**The task:** Each entry below is to be extracted exactly.

**Records supplied:**
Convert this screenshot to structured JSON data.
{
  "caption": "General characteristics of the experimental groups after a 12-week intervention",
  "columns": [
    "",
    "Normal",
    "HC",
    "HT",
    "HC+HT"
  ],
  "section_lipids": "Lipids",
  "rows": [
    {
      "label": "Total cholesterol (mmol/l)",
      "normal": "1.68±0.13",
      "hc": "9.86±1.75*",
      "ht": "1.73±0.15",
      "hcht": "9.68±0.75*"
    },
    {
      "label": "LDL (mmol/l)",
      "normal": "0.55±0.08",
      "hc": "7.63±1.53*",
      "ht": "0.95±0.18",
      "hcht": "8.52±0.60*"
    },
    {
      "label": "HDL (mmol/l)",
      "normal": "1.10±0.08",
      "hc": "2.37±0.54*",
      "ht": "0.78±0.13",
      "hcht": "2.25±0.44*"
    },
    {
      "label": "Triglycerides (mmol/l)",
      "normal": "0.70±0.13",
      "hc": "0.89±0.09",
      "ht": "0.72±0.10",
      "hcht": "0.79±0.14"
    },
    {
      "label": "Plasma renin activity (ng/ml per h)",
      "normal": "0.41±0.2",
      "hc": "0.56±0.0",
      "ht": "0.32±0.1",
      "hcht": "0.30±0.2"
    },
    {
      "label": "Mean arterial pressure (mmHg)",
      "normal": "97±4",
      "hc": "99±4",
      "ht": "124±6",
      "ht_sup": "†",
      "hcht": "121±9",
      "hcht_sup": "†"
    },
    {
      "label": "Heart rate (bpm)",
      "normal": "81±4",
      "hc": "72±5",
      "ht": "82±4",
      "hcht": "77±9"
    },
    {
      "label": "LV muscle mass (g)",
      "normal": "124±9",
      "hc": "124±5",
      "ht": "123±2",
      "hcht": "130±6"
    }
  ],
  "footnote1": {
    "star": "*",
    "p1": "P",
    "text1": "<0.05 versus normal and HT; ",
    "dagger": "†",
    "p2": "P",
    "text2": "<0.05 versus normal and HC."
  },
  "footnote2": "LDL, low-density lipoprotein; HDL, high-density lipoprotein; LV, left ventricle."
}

**Response to the exercise:**
Convert this screenshot to structured JSON data.
{
  "caption": "General characteristics of the experimental groups after a 12-week intervention",
  "columns": [
    "",
    "Normal",
    "HC",
    "HT",
    "HC+HT"
  ],
  "section_lipids": "Lipids",
  "rows": [
    {
      "label": "Total cholesterol (mmol/l)",
      "normal": "1.68±0.13",
      "hc": "9.86±1.75*",
      "ht": "1.73±0.15",
      "hcht": "9.68±0.75*"
    },
    {
      "label": "LDL (mmol/l)",
      "normal": "0.55±0.08",
      "hc": "7.63±1.53*",
      "ht": "0.95±0.18",
      "hcht": "8.52±0.60*"
    },
    {
      "label": "HDL (mmol/l)",
      "normal": "1.10±0.08",
      "hc": "2.37±0.54*",
      "ht": "0.78±0.13",
      "hcht": "2.25±0.44*"
    },
    {
      "label": "Triglycerides (mmol/l)",
      "normal": "0.70±0.13",
      "hc": "0.89±0.09",
      "ht": "0.72±0.10",
      "hcht": "0.79±0.14"
    },
    {
      "label": "Plasma renin activity (ng/ml per h)",
      "normal": "0.41±0.2",
      "hc": "0.56±0.0",
      "ht": "0.32±0.1",
      "hcht": "0.30±0.2"
    },
    {
      "label": "Mean arterial pressure (mmHg)",
      "normal": "97±4",
      "hc": "99±4",
      "ht": "124±6",
      "ht_sup": "†",
      "hcht": "121±9",
      "hcht_sup": "†"
    },
    {
      "label": "Heart rate (bpm)",
      "normal": "81±4",
      "hc": "72±5",
      "ht": "82±4",
      "hcht": "77±9"
    },
    {
      "label": "LV muscle mass (g)",
      "normal": "124±9",
      "hc": "124±5",
      "ht": "123±2",
      "hcht": "130±6"
    }
  ],
  "footnote1": {
    "star": "*",
    "p1": "P",
    "text1": "<0.05 versus normal and HT; ",
    "dagger": "†",
    "p2": "P",
    "text2": "<0.05 versus normal and HC."
  },
  "footnote2": "LDL, low-density lipoprotein; HDL, high-density lipoprotein; LV, left ventricle."
}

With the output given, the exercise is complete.